Your instructions | Copy out every line of the records where the string "email" occurs.

[Records from a collection of figures]
-*-*-
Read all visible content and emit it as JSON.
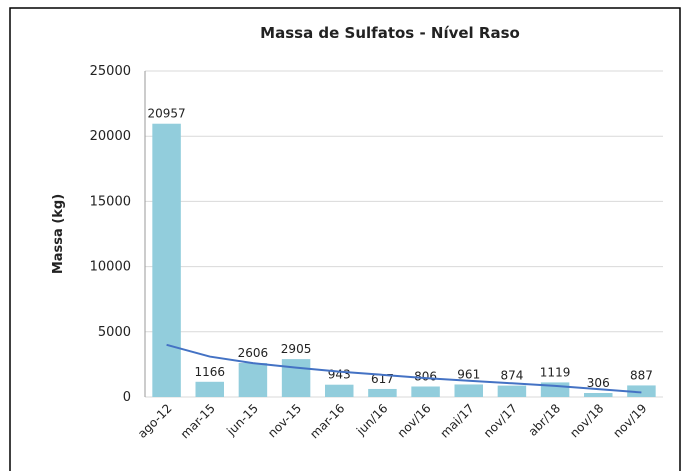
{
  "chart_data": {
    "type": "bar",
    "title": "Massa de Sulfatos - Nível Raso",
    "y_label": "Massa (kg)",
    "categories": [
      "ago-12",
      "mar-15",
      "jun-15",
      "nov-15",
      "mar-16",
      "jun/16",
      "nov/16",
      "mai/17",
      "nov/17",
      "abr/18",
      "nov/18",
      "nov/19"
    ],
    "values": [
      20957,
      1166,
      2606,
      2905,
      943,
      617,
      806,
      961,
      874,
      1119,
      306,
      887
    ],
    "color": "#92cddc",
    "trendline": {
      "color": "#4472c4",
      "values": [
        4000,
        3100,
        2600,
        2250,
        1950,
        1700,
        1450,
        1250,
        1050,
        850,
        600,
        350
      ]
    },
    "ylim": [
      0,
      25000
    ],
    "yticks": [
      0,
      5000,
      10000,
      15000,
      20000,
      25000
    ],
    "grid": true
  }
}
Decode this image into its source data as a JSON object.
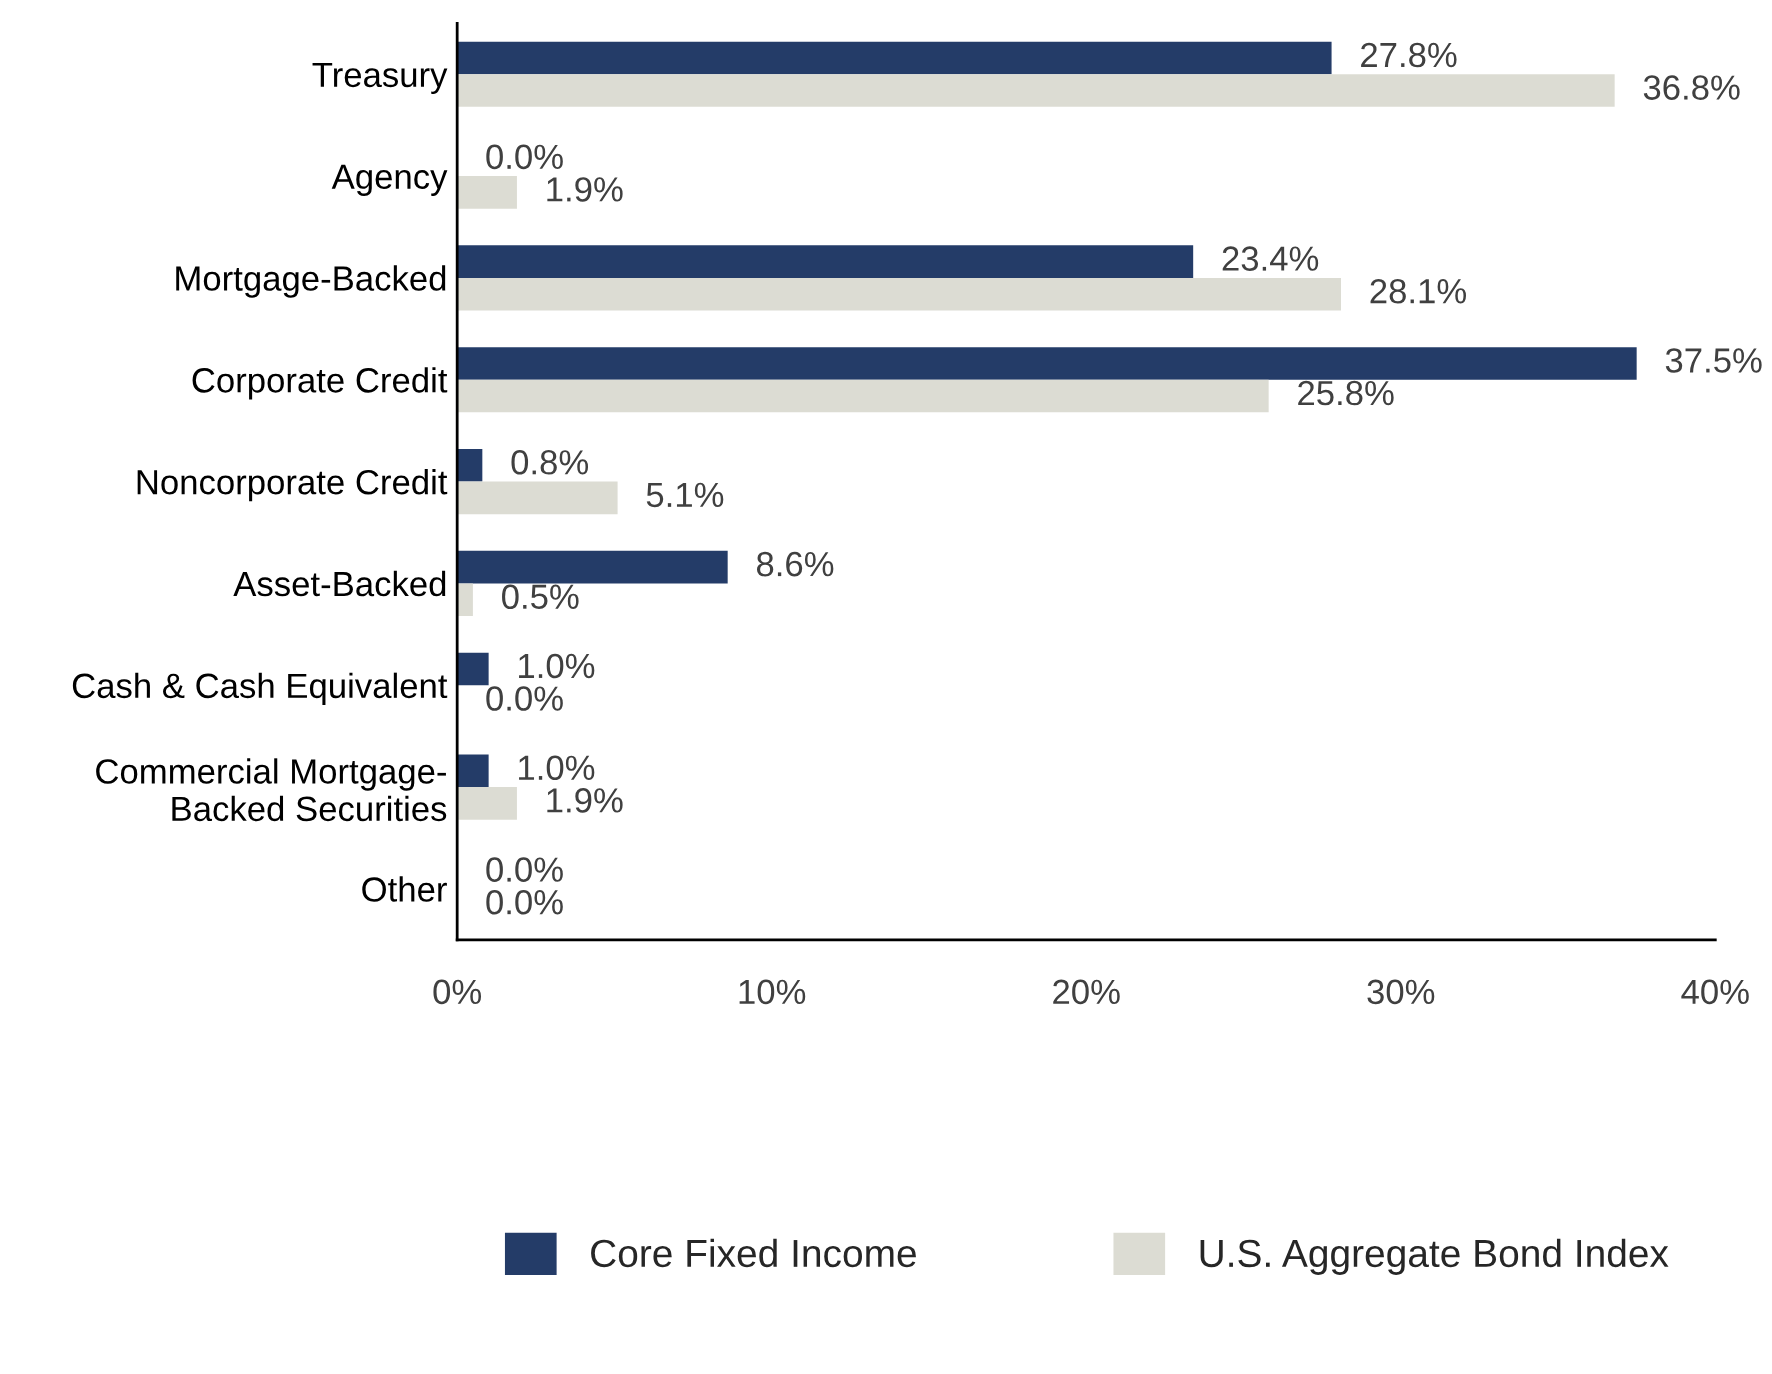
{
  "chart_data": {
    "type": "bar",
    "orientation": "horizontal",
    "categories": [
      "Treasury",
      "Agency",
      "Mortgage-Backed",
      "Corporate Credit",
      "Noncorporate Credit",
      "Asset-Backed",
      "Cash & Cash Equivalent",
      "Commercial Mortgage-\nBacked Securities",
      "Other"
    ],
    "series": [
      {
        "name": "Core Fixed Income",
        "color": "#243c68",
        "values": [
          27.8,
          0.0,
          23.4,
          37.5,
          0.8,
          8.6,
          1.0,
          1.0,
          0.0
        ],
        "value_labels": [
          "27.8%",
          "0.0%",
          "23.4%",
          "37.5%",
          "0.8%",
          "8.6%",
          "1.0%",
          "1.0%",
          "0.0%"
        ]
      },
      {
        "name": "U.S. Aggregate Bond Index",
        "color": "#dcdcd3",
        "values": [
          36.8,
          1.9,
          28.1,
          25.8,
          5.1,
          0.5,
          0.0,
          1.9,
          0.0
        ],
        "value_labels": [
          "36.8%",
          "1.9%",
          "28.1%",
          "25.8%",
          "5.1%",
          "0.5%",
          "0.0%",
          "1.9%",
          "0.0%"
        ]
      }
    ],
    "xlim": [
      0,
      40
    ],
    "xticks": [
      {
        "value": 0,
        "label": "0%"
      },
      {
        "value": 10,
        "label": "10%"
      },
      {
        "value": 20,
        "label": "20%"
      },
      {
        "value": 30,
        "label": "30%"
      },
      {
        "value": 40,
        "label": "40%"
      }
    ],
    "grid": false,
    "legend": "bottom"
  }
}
-*-*-
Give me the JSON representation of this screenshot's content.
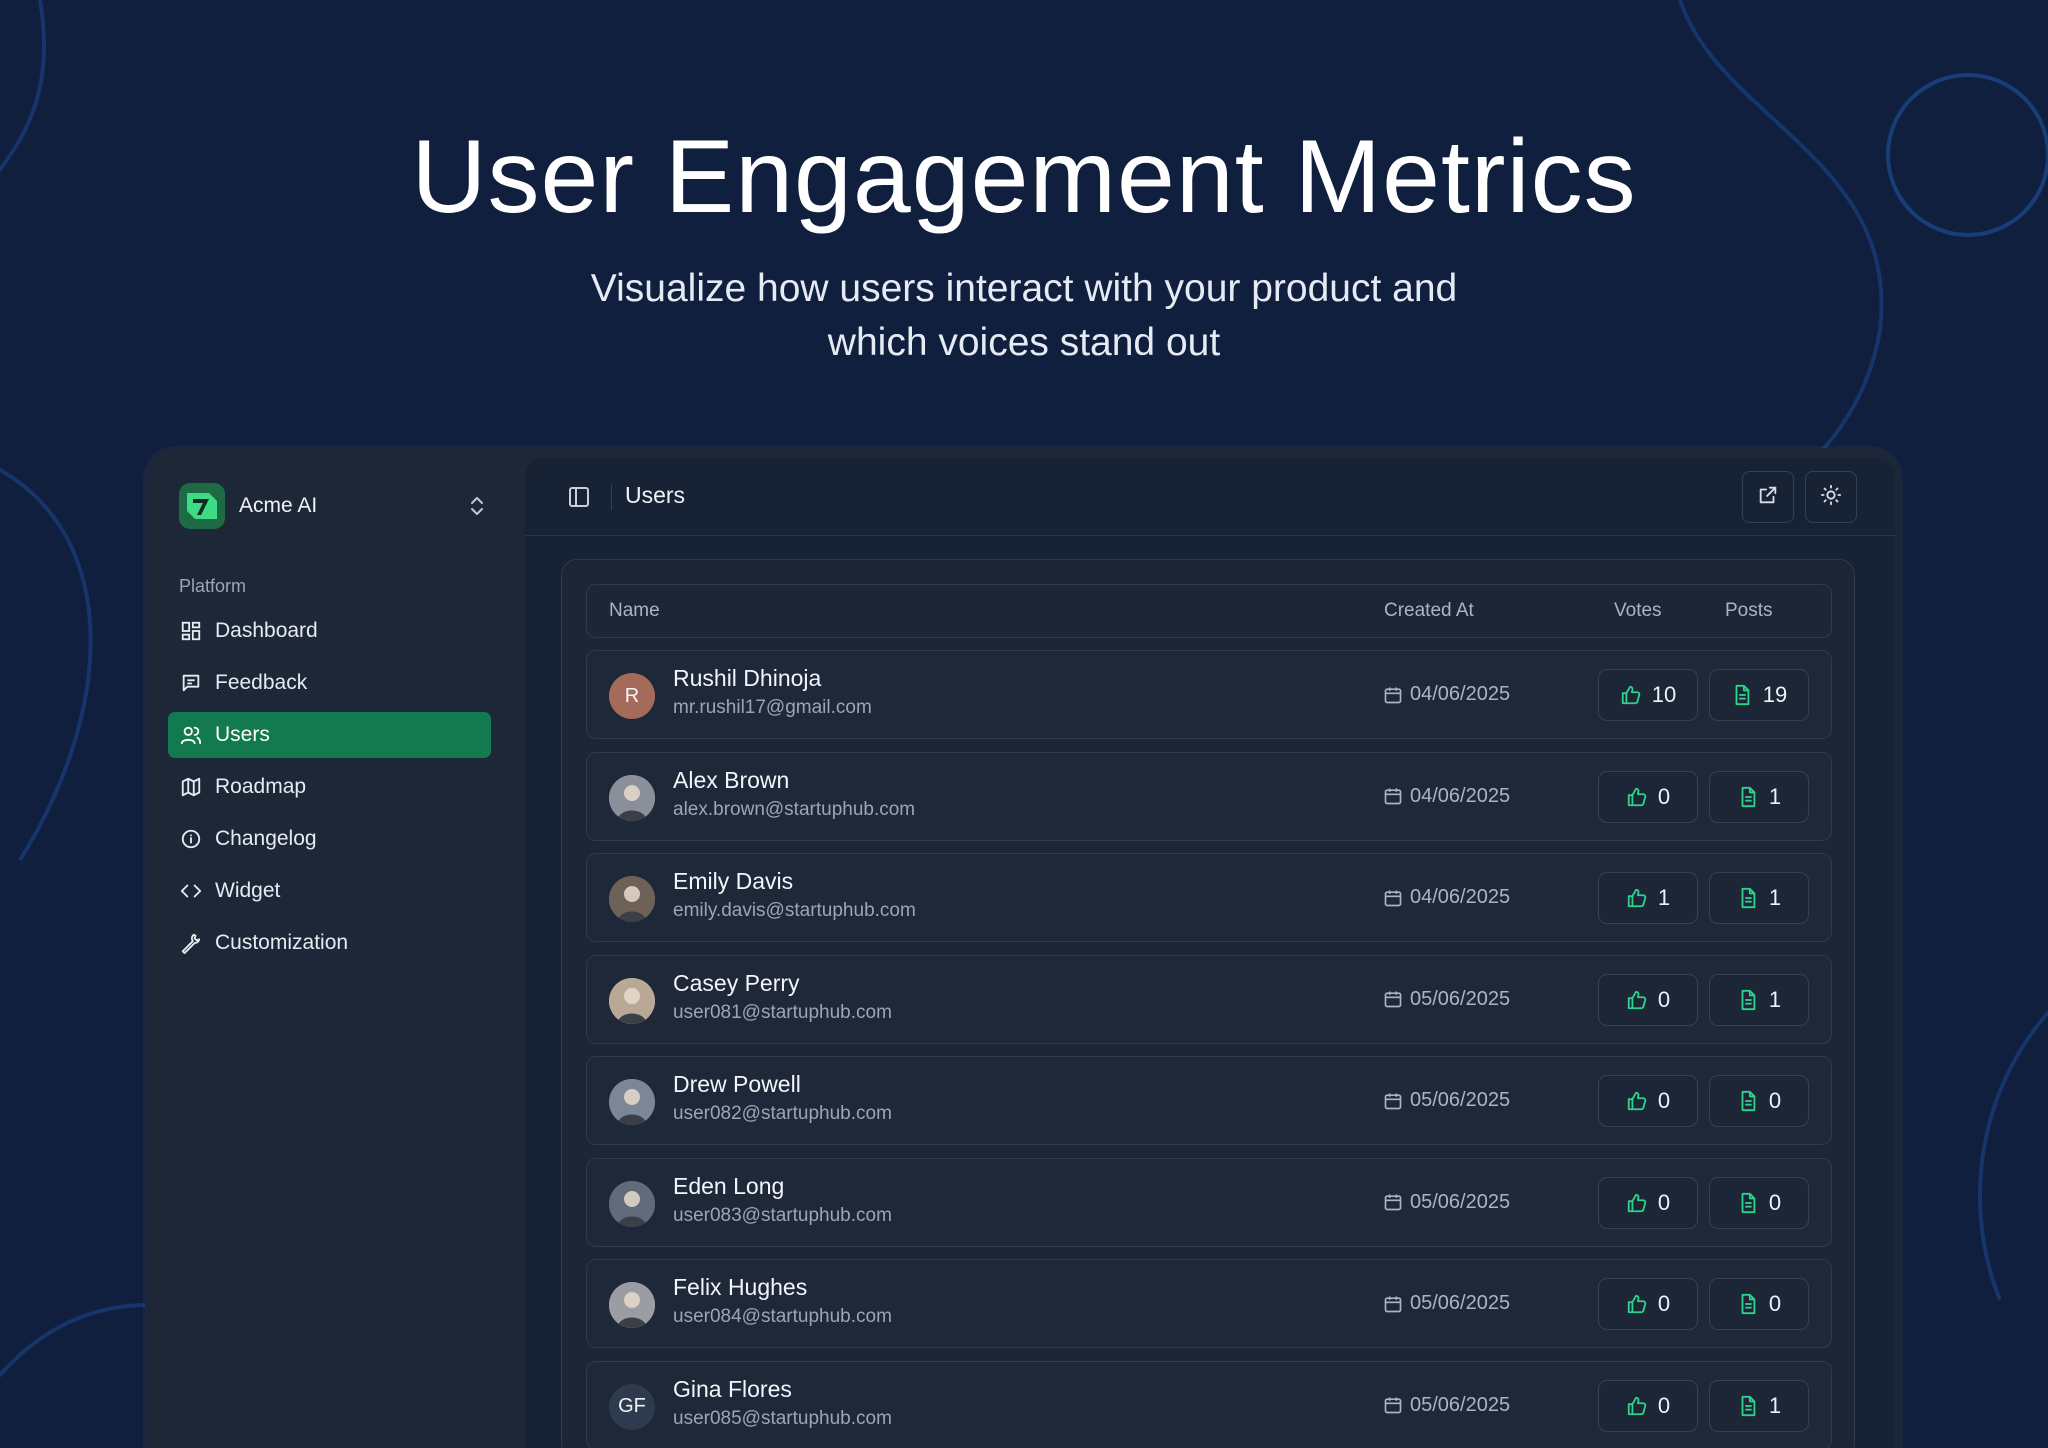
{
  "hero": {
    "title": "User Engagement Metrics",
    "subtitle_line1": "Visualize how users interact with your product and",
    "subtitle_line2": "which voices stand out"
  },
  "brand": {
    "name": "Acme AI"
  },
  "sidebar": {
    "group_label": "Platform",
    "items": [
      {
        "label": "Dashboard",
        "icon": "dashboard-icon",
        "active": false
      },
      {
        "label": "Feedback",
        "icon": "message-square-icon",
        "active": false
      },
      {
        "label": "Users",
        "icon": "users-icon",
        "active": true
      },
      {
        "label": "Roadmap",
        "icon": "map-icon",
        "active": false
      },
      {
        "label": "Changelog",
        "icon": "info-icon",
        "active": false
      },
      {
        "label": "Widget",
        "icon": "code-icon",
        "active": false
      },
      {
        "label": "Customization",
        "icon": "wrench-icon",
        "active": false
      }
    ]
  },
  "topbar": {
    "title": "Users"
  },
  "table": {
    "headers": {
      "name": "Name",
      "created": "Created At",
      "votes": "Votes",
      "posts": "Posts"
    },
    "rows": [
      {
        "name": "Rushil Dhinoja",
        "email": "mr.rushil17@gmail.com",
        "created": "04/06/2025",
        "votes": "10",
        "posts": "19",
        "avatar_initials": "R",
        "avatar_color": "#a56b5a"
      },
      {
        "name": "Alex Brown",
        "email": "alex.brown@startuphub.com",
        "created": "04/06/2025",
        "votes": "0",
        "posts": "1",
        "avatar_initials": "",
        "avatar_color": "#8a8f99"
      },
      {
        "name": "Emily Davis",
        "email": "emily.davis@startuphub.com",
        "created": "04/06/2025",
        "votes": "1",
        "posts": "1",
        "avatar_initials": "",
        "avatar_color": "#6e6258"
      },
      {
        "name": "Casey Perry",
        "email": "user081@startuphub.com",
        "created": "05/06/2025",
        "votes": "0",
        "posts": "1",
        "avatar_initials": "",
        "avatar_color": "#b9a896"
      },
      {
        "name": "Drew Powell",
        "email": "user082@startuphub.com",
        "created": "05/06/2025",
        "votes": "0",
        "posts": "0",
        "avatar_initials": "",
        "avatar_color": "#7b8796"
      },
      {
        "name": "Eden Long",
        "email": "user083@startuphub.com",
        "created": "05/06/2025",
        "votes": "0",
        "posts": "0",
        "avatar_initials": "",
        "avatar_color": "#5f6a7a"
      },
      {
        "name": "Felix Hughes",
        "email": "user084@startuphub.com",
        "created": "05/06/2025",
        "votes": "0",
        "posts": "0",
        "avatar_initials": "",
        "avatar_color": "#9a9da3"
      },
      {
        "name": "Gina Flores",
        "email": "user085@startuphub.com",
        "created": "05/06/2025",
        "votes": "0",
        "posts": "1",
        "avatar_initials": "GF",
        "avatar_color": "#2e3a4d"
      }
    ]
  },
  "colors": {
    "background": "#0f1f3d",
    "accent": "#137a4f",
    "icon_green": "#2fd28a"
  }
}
-*-*-
Worked answer |
        "email": "mr.rushil17@gmail.com",
        "email": "alex.brown@startuphub.com",
        "email": "emily.davis@startuphub.com",
        "email": "user081@startuphub.com",
        "email": "user082@startuphub.com",
        "email": "user083@startuphub.com",
        "email": "user084@startuphub.com",
        "email": "user085@startuphub.com",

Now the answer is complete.